→ TASK STATEMENT
Reproduce each line that includes the word "this".

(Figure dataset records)

----------

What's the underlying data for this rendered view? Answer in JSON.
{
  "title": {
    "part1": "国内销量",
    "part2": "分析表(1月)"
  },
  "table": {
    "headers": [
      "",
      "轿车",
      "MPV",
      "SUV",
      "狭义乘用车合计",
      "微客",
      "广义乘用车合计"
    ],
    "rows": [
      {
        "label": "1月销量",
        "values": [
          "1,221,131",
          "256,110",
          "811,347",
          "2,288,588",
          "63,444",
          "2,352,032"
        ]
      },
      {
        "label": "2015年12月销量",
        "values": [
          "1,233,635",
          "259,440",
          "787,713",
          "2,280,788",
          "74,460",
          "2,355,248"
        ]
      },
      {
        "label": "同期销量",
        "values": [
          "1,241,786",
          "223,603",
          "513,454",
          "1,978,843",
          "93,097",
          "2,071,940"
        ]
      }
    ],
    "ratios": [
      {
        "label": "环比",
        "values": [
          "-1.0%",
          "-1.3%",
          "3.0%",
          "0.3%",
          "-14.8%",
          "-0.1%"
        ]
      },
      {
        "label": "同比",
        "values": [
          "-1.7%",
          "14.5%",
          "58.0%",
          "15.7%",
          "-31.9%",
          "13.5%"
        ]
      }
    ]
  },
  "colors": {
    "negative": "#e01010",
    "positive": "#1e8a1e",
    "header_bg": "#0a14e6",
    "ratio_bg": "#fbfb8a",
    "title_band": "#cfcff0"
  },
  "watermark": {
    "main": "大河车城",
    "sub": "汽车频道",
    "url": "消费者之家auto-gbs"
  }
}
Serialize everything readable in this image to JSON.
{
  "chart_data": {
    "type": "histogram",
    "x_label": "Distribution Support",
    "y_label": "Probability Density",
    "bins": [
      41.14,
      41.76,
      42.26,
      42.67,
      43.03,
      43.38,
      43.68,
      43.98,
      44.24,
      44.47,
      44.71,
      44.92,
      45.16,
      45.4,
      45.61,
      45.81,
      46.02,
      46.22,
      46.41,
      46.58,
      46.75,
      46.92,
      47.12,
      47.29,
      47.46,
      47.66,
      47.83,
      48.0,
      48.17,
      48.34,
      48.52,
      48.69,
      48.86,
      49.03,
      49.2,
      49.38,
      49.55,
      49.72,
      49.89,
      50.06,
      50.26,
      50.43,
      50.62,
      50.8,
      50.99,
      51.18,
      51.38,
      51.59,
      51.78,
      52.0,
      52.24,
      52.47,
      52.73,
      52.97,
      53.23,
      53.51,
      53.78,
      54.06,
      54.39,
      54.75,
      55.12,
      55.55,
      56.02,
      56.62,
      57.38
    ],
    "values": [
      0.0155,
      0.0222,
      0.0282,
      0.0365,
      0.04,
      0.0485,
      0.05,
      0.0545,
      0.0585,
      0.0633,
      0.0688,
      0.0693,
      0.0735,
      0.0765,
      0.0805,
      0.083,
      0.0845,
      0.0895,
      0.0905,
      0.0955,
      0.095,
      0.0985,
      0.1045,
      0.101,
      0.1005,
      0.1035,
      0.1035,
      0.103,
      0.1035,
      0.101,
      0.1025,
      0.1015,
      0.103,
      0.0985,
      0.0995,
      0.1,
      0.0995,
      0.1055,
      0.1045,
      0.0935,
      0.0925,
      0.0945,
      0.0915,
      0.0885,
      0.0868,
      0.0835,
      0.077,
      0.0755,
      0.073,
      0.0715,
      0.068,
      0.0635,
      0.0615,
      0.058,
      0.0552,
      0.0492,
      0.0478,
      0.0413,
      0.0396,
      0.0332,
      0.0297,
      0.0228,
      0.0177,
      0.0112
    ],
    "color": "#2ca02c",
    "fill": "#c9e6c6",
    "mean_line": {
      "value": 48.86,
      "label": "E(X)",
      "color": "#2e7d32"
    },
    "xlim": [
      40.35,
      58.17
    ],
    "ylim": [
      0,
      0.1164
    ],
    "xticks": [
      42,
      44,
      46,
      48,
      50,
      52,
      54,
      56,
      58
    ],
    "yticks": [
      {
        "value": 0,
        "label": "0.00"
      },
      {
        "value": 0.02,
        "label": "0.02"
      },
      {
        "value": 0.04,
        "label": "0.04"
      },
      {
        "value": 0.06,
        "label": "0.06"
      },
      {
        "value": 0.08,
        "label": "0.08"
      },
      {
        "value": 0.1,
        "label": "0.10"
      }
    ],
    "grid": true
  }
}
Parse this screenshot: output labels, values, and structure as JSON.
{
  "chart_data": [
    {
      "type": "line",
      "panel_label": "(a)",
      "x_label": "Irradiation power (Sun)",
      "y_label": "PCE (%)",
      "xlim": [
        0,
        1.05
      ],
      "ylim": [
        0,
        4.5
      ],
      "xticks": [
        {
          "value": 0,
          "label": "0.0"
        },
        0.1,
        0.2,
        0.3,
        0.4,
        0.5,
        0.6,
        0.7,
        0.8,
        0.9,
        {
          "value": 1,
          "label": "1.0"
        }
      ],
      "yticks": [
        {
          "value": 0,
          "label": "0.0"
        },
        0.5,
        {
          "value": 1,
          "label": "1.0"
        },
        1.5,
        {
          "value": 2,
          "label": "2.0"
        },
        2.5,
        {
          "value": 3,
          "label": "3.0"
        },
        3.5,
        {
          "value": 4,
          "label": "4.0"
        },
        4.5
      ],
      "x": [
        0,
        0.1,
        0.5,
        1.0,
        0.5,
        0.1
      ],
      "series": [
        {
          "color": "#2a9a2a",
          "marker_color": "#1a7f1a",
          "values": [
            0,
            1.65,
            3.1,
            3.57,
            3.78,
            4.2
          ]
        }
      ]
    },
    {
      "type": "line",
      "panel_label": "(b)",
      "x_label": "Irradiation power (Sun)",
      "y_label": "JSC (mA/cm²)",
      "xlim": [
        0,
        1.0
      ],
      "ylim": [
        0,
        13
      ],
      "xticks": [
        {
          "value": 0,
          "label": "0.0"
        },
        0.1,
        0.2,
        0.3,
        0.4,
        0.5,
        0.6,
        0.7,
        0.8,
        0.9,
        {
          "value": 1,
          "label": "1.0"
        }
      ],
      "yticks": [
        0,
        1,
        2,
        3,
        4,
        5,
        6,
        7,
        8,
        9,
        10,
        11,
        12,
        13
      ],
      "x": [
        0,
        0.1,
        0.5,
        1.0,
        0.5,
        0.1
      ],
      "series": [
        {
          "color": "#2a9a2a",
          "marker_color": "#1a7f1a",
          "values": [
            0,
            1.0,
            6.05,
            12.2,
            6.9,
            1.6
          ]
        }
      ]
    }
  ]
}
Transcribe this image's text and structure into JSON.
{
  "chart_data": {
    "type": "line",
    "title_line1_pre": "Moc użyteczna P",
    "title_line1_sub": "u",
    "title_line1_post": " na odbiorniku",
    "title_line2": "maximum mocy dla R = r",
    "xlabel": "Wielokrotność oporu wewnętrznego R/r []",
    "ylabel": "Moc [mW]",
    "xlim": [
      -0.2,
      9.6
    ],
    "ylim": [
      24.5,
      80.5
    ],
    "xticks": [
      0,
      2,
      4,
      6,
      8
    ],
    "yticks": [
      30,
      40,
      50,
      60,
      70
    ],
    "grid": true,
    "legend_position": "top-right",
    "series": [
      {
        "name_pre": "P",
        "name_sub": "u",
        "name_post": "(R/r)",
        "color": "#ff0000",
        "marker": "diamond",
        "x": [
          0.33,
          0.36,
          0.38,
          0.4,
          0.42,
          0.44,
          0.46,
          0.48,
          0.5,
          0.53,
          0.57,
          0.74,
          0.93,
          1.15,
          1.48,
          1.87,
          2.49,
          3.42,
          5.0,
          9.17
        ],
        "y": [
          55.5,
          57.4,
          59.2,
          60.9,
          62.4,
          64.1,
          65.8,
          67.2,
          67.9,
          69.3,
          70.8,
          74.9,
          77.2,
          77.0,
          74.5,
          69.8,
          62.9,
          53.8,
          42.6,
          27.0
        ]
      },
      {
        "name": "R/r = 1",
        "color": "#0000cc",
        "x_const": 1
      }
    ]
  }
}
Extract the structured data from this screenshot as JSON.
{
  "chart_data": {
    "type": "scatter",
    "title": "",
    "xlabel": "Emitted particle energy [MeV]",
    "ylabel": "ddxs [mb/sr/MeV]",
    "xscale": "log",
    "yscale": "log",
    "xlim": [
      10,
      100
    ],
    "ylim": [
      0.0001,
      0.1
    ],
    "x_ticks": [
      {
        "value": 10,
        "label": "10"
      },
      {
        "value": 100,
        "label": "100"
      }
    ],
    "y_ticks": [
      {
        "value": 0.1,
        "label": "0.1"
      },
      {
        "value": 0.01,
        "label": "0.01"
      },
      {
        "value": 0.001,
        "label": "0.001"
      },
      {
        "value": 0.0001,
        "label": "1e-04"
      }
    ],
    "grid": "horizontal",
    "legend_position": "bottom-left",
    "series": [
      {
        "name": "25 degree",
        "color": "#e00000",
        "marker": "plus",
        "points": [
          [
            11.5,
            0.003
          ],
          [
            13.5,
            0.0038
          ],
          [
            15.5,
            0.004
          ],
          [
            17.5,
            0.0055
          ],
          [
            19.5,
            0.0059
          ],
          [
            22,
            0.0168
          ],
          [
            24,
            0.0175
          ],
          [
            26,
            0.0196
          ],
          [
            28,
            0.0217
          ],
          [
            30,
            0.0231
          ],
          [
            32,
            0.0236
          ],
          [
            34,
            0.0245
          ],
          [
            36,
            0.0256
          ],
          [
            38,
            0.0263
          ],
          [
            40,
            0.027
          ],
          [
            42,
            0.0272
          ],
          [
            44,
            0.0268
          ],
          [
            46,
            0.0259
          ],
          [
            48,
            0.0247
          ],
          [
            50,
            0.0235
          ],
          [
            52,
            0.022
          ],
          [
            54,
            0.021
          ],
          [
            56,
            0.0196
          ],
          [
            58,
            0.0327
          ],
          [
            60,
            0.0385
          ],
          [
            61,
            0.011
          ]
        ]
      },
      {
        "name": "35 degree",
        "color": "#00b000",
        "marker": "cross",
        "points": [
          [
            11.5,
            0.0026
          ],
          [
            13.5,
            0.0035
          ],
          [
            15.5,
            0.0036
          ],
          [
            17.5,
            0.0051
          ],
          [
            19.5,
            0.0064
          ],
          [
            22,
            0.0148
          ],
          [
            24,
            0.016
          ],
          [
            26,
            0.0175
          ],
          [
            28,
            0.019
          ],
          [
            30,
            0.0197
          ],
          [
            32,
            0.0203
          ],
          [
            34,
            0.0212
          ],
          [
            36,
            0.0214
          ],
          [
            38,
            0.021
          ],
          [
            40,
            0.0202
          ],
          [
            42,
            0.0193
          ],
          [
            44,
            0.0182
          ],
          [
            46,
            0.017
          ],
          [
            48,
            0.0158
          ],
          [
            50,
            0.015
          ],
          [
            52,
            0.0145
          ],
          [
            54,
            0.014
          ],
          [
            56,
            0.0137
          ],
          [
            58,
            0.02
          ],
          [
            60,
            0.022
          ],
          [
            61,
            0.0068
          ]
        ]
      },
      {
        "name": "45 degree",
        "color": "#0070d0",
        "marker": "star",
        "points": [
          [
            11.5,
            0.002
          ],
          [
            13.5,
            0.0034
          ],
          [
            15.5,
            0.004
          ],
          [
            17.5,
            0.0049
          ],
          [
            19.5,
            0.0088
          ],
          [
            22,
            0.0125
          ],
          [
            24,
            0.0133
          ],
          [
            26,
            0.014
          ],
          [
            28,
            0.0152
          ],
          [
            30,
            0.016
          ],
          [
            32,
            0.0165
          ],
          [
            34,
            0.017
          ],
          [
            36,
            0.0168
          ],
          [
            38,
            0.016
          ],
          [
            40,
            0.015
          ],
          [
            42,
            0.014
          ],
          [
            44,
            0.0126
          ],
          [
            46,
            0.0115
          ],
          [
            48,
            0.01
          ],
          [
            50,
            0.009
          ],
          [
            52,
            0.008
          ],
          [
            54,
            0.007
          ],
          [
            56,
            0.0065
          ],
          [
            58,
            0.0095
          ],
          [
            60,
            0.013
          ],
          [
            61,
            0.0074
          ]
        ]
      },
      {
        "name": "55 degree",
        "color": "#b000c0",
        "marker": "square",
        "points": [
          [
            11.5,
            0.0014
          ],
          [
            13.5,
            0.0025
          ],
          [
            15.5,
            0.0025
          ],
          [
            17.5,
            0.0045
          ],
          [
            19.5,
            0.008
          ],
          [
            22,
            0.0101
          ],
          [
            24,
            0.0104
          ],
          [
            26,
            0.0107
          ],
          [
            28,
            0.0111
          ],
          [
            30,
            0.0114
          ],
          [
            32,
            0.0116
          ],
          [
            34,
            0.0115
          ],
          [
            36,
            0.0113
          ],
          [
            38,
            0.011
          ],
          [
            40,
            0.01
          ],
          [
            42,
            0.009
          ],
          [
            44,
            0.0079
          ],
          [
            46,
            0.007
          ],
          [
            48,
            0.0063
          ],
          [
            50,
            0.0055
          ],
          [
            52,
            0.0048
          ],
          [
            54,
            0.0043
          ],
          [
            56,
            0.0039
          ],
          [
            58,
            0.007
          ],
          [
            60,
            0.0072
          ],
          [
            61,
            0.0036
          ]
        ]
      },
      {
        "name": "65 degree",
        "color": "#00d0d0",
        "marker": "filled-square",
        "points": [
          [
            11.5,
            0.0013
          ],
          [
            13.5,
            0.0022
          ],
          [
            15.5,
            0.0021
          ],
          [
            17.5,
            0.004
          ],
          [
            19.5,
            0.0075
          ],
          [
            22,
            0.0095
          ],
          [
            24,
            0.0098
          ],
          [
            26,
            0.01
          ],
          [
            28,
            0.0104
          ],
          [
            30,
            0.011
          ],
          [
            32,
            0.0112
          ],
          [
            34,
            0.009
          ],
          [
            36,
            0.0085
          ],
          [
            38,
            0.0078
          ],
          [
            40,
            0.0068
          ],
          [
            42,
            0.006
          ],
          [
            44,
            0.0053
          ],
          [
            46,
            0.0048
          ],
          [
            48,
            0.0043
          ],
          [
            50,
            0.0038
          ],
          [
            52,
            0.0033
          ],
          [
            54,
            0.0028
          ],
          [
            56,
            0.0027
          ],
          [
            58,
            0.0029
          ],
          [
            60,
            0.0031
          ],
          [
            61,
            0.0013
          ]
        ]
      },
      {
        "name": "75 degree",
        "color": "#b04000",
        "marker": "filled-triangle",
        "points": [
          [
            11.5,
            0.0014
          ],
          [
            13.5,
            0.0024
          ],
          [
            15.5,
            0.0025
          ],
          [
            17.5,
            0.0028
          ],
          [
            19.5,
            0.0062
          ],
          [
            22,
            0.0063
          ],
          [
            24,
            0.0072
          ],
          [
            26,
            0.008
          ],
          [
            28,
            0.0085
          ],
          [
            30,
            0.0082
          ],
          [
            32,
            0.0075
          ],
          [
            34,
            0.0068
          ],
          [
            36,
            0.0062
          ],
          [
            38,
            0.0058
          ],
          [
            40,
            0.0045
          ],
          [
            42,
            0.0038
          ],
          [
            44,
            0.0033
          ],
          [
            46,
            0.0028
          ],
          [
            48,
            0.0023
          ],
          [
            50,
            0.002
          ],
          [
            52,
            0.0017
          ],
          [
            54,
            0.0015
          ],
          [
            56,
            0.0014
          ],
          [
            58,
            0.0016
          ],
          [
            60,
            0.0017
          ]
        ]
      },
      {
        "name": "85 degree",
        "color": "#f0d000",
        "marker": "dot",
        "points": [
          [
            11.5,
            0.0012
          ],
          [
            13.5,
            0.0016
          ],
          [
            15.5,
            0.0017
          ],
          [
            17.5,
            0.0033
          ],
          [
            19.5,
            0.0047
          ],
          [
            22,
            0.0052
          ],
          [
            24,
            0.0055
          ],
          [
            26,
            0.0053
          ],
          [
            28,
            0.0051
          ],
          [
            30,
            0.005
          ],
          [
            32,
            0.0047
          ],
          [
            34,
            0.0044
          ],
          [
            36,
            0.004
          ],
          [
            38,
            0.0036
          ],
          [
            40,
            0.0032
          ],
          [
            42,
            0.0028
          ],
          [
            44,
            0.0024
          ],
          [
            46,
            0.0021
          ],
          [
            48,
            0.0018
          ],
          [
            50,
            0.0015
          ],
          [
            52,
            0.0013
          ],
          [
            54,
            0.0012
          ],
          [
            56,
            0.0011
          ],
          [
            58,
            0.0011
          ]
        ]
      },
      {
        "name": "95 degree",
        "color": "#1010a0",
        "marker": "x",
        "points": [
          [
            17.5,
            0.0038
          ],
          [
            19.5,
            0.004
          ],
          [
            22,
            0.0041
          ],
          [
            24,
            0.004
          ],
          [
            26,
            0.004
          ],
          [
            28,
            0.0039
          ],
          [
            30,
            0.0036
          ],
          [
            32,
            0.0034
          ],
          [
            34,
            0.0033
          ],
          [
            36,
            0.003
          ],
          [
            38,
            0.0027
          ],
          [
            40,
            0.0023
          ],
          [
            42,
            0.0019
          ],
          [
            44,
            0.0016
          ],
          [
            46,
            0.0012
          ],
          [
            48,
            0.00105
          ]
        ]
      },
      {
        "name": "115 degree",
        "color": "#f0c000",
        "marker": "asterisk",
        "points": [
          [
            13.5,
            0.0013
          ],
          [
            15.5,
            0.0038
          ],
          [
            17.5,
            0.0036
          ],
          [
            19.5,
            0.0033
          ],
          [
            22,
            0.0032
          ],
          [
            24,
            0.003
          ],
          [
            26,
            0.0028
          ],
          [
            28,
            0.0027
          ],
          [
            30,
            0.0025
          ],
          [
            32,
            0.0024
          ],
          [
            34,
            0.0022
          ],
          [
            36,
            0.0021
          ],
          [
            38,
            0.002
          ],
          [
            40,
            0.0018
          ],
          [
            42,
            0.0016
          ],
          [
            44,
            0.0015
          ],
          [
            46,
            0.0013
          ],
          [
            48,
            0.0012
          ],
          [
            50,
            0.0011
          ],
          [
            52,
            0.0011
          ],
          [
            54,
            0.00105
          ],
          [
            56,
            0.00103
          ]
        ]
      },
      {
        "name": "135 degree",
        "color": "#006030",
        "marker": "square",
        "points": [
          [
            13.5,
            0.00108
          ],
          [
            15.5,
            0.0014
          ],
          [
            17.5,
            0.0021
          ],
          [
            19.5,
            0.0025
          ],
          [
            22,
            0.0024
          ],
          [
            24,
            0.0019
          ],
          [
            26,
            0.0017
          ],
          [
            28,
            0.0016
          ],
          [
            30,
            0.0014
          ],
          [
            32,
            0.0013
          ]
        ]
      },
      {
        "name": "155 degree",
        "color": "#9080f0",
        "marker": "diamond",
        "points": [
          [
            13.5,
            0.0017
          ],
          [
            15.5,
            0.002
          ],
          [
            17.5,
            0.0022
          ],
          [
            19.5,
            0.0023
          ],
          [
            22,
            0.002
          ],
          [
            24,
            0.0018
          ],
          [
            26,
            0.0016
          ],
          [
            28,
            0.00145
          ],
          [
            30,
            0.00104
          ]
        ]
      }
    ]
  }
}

----------

→ EXERCISE SOLUTION
What's the underlying data for this rendered view? Answer in JSON.
Serialize everything readable in this image to JSON.
Parse this screenshot: output labels, values, and structure as JSON.
Transcribe this image's text and structure into JSON.
Extract the structured data from this screenshot as JSON.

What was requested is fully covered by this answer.